◆ Request: Copy the lines of the records word for word, beginning at the start of the records and ending with the line that contains "The air vent groove 32g is at (518, 196).", with both ends included. Omit the pictures from your answer.
-- Material for this exercise start --
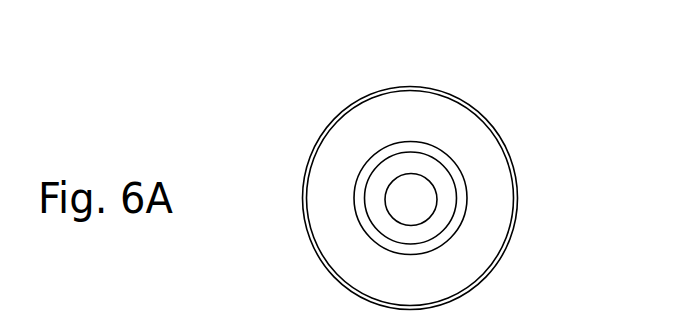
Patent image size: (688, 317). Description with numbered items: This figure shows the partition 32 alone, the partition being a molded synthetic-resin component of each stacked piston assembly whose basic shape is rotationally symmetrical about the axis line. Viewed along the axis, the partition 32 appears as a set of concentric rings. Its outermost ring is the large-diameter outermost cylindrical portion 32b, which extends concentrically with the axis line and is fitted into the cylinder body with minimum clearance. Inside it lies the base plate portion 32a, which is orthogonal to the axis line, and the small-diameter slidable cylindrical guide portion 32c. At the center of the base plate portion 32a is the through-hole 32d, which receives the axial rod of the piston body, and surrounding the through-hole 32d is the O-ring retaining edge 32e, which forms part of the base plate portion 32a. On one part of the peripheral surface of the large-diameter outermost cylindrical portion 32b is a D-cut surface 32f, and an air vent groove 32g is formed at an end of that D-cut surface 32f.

The partition 32 is at (487, 95).
The base plate portion 32a is at (388, 117).
The large-diameter outermost cylindrical portion 32b is at (322, 137).
The small-diameter slidable cylindrical guide portion 32c is at (447, 164).
The through-hole 32d is at (428, 208).
The O-ring retaining edge 32e is at (378, 212).
The D-cut surface 32f is at (515, 178).
The air vent groove 32g is at (518, 196).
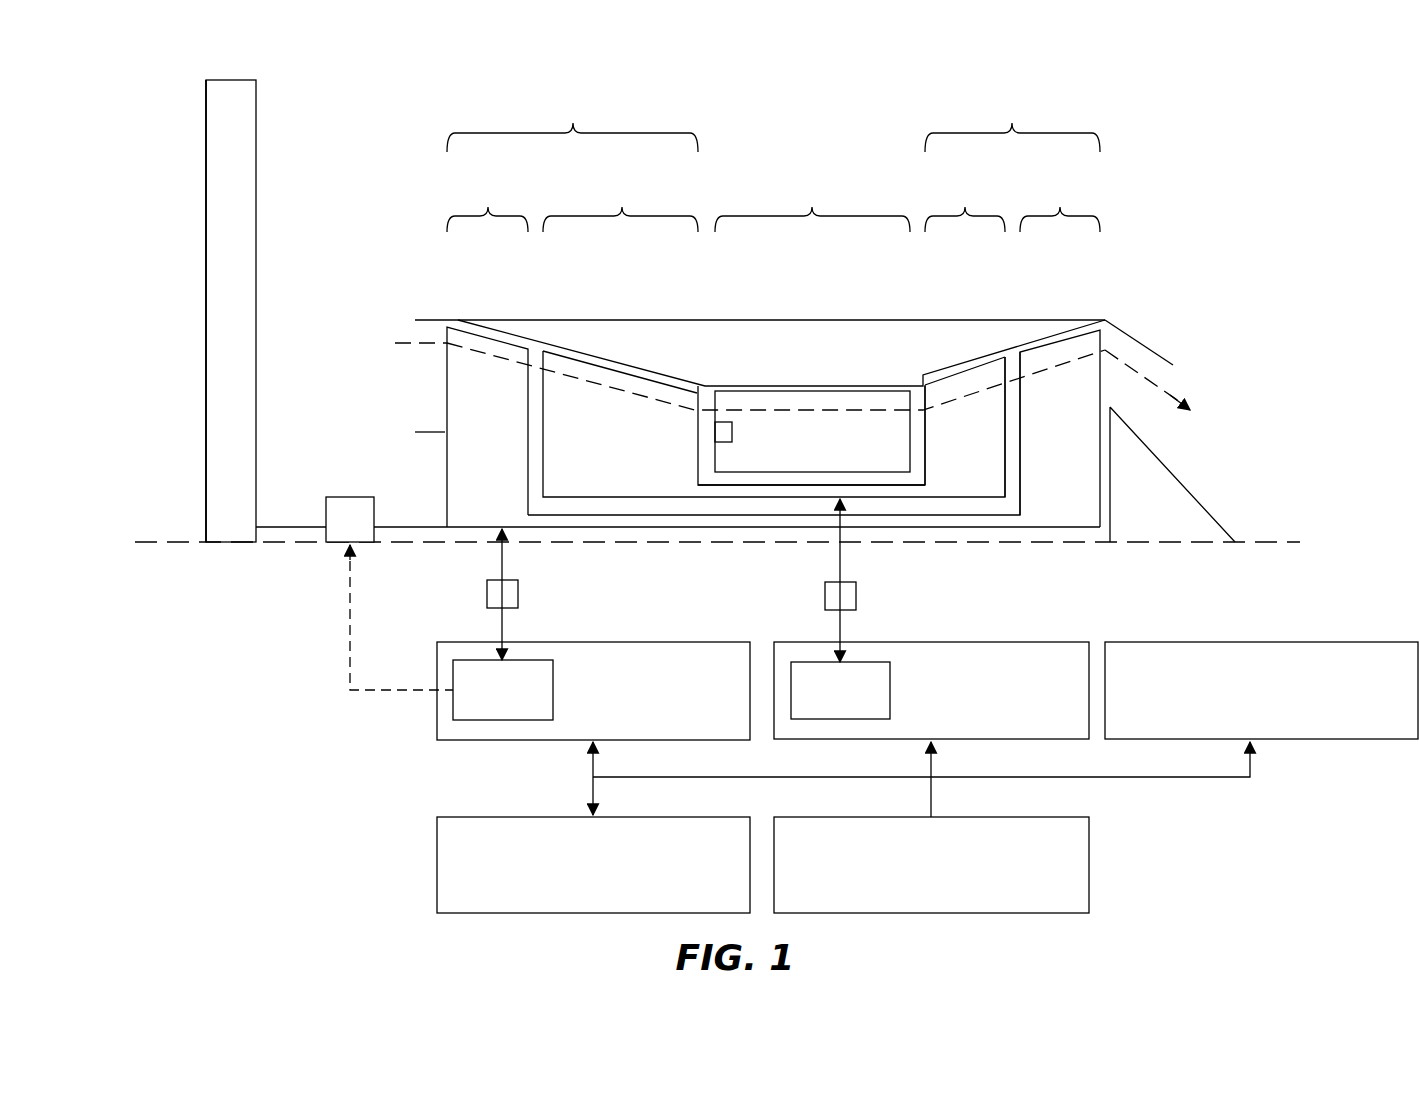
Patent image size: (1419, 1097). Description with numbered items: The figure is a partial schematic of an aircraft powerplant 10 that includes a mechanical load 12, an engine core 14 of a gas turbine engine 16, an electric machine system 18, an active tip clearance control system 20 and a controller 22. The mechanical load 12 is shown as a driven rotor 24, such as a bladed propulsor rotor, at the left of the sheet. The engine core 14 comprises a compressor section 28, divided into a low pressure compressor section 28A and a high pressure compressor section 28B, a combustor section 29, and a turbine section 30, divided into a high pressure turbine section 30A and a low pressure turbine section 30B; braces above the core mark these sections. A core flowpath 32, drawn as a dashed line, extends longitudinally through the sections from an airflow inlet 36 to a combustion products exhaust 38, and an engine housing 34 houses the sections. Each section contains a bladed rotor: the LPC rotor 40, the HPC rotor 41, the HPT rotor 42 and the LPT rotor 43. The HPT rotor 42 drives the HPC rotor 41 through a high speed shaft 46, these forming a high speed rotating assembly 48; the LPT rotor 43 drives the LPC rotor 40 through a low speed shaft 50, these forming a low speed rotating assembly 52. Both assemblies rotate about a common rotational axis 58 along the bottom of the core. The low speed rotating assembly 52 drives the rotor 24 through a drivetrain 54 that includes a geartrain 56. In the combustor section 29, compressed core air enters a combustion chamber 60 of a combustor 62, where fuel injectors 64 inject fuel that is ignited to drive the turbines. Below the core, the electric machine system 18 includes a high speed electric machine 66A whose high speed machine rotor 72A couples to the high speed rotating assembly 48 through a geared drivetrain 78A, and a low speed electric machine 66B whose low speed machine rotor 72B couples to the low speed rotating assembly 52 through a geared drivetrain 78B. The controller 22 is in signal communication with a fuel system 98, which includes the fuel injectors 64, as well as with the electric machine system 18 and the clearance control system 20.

The powerplant 10 is at (114, 122).
The mechanical load 12 is at (272, 83).
The engine core 14 is at (416, 265).
The gas turbine engine 16 is at (1182, 176).
The electric machine system 18 is at (415, 721).
The active tip clearance control system 20 is at (1249, 721).
The controller 22 is at (918, 895).
The rotor 24 is at (206, 212).
The compressor section 28 is at (572, 123).
The low pressure compressor section 28A is at (487, 204).
The high pressure compressor section 28B is at (620, 203).
The combustor section 29 is at (812, 203).
The turbine section 30 is at (1012, 122).
The high pressure turbine section 30A is at (965, 204).
The low pressure turbine section 30B is at (1060, 204).
The core flowpath 32 is at (598, 383).
The engine housing 34 is at (680, 318).
The airflow inlet 36 is at (395, 343).
The combustion products exhaust 38 is at (1192, 412).
The LPC rotor 40 is at (474, 478).
The HPC rotor 41 is at (607, 478).
The HPT rotor 42 is at (952, 478).
The LPT rotor 43 is at (1047, 478).
The high speed shaft 46 is at (877, 497).
The high speed rotating assembly 48 is at (787, 500).
The low speed shaft 50 is at (636, 530).
The low speed rotating assembly 52 is at (690, 546).
The drivetrain 54 is at (332, 473).
The geartrain 56 is at (338, 535).
The rotational axis 58 is at (1290, 541).
The combustion chamber 60 is at (807, 455).
The combustor 62 is at (808, 385).
The fuel injectors 64 is at (718, 420).
The high speed electric machine 66A is at (968, 721).
The low speed electric machine 66B is at (671, 721).
The high speed machine rotor 72A is at (821, 705).
The low speed machine rotor 72B is at (484, 705).
The geared drivetrain 78A is at (866, 598).
The geared drivetrain 78B is at (476, 587).
The fuel system 98 is at (580, 895).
-- Material for this exercise end --
◆ Written solution:
Patent image size: (688, 317). Description with numbered items: This figure shows the partition 32 alone, the partition being a molded synthetic-resin component of each stacked piston assembly whose basic shape is rotationally symmetrical about the axis line. Viewed along the axis, the partition 32 appears as a set of concentric rings. Its outermost ring is the large-diameter outermost cylindrical portion 32b, which extends concentrically with the axis line and is fitted into the cylinder body with minimum clearance. Inside it lies the base plate portion 32a, which is orthogonal to the axis line, and the small-diameter slidable cylindrical guide portion 32c. At the center of the base plate portion 32a is the through-hole 32d, which receives the axial rod of the piston body, and surrounding the through-hole 32d is the O-ring retaining edge 32e, which forms part of the base plate portion 32a. On one part of the peripheral surface of the large-diameter outermost cylindrical portion 32b is a D-cut surface 32f, and an air vent groove 32g is formed at an end of that D-cut surface 32f.

The partition 32 is at (487, 95).
The base plate portion 32a is at (388, 117).
The large-diameter outermost cylindrical portion 32b is at (322, 137).
The small-diameter slidable cylindrical guide portion 32c is at (447, 164).
The through-hole 32d is at (428, 208).
The O-ring retaining edge 32e is at (378, 212).
The D-cut surface 32f is at (515, 178).
The air vent groove 32g is at (518, 196).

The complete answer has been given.